▶ To do:
Every entry needs to be reproduced exactly.

--- Start Stored rows ---

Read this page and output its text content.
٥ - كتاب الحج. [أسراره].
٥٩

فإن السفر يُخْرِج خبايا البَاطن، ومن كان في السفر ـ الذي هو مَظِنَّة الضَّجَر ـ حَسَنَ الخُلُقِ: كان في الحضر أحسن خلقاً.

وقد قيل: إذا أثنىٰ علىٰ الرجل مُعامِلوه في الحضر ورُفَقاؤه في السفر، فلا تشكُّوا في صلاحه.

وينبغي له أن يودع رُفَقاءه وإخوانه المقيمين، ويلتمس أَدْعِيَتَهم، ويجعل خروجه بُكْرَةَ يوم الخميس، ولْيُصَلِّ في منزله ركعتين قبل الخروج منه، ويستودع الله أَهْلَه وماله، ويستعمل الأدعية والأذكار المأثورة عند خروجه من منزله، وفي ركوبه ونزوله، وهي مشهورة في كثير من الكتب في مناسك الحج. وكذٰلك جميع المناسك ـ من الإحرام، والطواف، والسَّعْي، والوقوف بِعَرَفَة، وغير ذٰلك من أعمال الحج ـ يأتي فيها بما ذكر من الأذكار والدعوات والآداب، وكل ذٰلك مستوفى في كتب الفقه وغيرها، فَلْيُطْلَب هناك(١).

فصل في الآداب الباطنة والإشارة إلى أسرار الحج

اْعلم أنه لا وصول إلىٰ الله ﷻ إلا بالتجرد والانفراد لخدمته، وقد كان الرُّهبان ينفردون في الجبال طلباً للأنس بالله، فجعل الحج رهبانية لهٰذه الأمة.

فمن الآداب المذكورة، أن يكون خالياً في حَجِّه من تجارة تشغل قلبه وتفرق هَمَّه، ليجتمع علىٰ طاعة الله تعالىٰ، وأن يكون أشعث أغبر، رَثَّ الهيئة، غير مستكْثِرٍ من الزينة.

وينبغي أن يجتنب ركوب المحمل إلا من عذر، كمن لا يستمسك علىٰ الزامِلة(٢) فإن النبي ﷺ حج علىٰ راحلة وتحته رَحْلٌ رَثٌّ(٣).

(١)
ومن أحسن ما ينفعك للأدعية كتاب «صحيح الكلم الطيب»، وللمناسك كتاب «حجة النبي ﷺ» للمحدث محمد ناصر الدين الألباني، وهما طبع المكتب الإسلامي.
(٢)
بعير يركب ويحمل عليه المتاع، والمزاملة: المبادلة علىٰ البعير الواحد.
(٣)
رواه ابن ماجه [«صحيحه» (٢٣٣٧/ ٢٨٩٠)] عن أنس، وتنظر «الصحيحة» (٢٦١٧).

--- End Stored rows ---

▶ Completed exercise:
Read this page and output its text content.
٥ - كتاب الحج. [أسراره].
٥٩

فإن السفر يُخْرِج خبايا البَاطن، ومن كان في السفر ـ الذي هو مَظِنَّة الضَّجَر ـ حَسَنَ الخُلُقِ: كان في الحضر أحسن خلقاً.

وقد قيل: إذا أثنىٰ علىٰ الرجل مُعامِلوه في الحضر ورُفَقاؤه في السفر، فلا تشكُّوا في صلاحه.

وينبغي له أن يودع رُفَقاءه وإخوانه المقيمين، ويلتمس أَدْعِيَتَهم، ويجعل خروجه بُكْرَةَ يوم الخميس، ولْيُصَلِّ في منزله ركعتين قبل الخروج منه، ويستودع الله أَهْلَه وماله، ويستعمل الأدعية والأذكار المأثورة عند خروجه من منزله، وفي ركوبه ونزوله، وهي مشهورة في كثير من الكتب في مناسك الحج. وكذٰلك جميع المناسك ـ من الإحرام، والطواف، والسَّعْي، والوقوف بِعَرَفَة، وغير ذٰلك من أعمال الحج ـ يأتي فيها بما ذكر من الأذكار والدعوات والآداب، وكل ذٰلك مستوفى في كتب الفقه وغيرها، فَلْيُطْلَب هناك(١).

فصل في الآداب الباطنة والإشارة إلى أسرار الحج

اْعلم أنه لا وصول إلىٰ الله ﷻ إلا بالتجرد والانفراد لخدمته، وقد كان الرُّهبان ينفردون في الجبال طلباً للأنس بالله، فجعل الحج رهبانية لهٰذه الأمة.

فمن الآداب المذكورة، أن يكون خالياً في حَجِّه من تجارة تشغل قلبه وتفرق هَمَّه، ليجتمع علىٰ طاعة الله تعالىٰ، وأن يكون أشعث أغبر، رَثَّ الهيئة، غير مستكْثِرٍ من الزينة.

وينبغي أن يجتنب ركوب المحمل إلا من عذر، كمن لا يستمسك علىٰ الزامِلة(٢) فإن النبي ﷺ حج علىٰ راحلة وتحته رَحْلٌ رَثٌّ(٣).

(١)
ومن أحسن ما ينفعك للأدعية كتاب «صحيح الكلم الطيب»، وللمناسك كتاب «حجة النبي ﷺ» للمحدث محمد ناصر الدين الألباني، وهما طبع المكتب الإسلامي.
(٢)
بعير يركب ويحمل عليه المتاع، والمزاملة: المبادلة علىٰ البعير الواحد.
(٣)
رواه ابن ماجه [«صحيحه» (٢٣٣٧/ ٢٨٩٠)] عن أنس، وتنظر «الصحيحة» (٢٦١٧).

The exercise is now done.